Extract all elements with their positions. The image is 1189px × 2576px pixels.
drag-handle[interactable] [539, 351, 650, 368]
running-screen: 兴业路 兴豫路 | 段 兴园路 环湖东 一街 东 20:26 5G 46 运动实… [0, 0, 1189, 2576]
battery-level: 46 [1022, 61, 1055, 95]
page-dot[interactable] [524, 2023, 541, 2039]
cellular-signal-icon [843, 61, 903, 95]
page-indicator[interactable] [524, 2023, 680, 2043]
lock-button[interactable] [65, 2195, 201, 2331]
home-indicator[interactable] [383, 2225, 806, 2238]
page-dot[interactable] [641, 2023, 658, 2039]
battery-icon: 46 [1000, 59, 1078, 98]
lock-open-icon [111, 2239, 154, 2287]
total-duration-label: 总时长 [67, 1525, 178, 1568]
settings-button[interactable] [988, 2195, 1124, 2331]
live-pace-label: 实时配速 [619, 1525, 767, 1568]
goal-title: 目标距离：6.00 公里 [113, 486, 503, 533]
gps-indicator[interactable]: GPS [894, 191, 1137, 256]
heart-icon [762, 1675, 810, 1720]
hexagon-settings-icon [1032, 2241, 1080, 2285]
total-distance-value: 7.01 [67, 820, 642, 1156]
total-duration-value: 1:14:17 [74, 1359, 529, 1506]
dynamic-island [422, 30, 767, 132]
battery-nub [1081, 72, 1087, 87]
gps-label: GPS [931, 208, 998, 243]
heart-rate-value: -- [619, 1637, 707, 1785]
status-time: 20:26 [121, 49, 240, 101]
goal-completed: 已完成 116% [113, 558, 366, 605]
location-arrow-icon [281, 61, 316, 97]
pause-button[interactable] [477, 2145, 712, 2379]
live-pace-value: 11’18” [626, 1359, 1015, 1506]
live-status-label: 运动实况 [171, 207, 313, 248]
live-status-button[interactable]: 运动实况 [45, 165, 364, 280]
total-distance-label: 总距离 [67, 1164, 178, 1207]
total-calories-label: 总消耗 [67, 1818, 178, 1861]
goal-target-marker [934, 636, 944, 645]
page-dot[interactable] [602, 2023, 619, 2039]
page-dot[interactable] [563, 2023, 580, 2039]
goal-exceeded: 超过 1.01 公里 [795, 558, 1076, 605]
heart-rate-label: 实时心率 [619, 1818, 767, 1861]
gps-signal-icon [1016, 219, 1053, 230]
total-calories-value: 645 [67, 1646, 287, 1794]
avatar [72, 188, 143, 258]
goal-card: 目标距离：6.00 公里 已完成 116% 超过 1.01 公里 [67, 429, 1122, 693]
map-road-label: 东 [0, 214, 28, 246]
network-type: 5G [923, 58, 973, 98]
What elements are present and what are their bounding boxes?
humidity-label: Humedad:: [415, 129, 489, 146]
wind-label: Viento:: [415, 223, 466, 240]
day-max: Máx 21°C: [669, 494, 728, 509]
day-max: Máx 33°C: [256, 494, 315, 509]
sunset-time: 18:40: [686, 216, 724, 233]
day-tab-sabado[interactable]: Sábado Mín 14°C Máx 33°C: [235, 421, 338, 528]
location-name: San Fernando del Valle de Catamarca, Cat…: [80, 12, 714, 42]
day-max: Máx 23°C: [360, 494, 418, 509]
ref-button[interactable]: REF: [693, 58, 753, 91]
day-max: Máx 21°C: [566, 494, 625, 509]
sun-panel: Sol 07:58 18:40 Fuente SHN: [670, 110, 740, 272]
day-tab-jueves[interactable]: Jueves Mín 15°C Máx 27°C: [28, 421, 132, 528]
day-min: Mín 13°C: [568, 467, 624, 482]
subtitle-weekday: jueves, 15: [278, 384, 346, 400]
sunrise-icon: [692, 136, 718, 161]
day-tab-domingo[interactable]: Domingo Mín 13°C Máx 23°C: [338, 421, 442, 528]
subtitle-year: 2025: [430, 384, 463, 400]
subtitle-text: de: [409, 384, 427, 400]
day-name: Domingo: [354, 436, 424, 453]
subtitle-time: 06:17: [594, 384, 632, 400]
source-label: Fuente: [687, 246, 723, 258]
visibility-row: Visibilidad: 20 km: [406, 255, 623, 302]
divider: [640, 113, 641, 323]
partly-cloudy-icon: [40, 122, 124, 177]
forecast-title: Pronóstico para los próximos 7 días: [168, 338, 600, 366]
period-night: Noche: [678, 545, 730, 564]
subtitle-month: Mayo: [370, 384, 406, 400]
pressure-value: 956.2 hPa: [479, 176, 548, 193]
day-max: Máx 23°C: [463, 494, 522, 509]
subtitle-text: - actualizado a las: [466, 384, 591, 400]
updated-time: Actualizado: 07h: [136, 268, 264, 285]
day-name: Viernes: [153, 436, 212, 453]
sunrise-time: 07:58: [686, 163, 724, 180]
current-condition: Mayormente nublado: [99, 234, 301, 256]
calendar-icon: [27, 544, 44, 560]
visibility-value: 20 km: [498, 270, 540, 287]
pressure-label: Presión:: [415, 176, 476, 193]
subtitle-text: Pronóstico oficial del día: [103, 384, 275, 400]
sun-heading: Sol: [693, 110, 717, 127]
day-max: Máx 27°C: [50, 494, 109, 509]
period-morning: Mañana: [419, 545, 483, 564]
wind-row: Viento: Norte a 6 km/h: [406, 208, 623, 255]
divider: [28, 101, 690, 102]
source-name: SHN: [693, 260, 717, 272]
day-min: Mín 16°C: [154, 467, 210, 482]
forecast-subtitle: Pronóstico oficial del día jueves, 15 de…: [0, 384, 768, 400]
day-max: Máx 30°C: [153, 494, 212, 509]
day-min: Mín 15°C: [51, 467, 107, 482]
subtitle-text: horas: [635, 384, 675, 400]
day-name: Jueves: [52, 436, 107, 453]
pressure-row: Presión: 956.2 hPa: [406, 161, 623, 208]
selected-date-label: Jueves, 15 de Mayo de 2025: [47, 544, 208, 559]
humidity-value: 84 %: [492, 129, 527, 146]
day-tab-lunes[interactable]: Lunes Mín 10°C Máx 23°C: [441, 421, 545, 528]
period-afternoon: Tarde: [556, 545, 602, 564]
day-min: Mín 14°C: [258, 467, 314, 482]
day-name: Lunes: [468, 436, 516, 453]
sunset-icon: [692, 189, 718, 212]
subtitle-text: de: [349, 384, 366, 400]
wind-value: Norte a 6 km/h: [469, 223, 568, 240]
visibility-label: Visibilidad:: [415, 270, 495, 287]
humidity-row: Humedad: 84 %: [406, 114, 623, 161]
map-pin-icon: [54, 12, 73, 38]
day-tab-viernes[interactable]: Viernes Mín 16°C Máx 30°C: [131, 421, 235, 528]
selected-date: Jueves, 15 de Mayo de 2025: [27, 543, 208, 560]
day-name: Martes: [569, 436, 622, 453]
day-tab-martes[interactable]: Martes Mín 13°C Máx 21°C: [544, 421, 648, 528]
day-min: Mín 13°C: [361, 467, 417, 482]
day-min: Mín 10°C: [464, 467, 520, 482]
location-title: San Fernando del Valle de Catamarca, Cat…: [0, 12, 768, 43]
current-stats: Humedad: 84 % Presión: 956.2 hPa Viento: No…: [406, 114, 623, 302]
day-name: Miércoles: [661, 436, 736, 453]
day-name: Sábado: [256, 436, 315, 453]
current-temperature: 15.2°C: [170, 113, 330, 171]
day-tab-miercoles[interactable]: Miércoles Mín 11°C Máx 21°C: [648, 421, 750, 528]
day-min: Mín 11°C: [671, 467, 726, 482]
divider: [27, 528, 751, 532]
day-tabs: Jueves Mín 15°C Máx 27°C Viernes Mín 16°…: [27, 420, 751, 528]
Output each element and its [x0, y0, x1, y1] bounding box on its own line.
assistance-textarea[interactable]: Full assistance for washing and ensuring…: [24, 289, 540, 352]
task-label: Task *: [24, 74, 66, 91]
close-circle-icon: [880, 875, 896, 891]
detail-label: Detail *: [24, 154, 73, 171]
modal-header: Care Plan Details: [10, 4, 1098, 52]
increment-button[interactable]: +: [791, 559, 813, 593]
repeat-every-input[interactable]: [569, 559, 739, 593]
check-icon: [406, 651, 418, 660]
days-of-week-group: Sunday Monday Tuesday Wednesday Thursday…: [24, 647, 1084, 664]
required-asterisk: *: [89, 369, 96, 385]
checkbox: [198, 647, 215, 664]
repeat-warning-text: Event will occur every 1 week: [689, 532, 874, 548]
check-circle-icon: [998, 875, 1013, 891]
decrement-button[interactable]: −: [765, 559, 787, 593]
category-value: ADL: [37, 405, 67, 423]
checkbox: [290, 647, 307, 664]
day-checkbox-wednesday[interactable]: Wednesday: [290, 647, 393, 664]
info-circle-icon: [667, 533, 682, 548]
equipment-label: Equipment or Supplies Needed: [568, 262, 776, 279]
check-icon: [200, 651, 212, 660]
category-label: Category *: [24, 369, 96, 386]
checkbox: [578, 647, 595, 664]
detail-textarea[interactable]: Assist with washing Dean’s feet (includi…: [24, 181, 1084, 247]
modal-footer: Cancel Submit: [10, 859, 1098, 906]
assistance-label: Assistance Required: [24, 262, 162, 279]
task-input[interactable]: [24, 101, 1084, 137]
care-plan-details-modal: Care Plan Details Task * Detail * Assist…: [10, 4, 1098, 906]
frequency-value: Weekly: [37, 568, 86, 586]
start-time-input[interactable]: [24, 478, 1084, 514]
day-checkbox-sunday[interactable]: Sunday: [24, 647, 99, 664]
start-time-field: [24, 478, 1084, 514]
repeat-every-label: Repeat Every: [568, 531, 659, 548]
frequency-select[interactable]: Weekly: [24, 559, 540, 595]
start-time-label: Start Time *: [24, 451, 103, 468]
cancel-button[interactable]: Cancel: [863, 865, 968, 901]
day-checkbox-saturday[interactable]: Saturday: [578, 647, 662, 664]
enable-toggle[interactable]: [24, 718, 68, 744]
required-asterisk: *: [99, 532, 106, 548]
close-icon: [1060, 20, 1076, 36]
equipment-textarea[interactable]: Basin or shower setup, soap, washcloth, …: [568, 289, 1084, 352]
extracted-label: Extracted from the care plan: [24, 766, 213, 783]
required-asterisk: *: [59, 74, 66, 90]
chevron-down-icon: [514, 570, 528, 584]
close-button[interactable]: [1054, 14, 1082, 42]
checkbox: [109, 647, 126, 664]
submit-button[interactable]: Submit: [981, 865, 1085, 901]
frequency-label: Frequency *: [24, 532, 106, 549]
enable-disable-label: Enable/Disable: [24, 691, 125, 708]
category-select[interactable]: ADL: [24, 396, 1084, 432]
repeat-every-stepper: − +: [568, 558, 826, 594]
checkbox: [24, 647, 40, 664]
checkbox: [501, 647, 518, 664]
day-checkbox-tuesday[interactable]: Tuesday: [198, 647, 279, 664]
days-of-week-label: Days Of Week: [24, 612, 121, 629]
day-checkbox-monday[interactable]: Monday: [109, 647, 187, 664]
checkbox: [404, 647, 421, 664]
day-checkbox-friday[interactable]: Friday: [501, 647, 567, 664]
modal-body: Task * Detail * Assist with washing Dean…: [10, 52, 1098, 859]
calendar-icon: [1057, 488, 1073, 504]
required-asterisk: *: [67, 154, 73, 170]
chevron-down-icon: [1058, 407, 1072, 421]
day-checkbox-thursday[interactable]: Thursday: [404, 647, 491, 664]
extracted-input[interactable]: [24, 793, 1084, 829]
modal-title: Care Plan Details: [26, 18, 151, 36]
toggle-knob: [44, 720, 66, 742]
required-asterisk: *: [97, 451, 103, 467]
★ ★ ★ ★ ★ ★ ★
• _Problem to work on_: Please copy out the listing word for word, starting with its first line and stopping after the line that contains "page-indicator[interactable] [524, 2023, 680, 2043]", with that line included.

• _Exercise answer_:
Extract all elements with their positions. The image is 1189px × 2576px pixels.
drag-handle[interactable] [539, 351, 650, 368]
running-screen: 兴业路 兴豫路 | 段 兴园路 环湖东 一街 东 20:26 5G 46 运动实… [0, 0, 1189, 2576]
battery-level: 46 [1022, 61, 1055, 95]
page-dot[interactable] [524, 2023, 541, 2039]
cellular-signal-icon [843, 61, 903, 95]
page-indicator[interactable] [524, 2023, 680, 2043]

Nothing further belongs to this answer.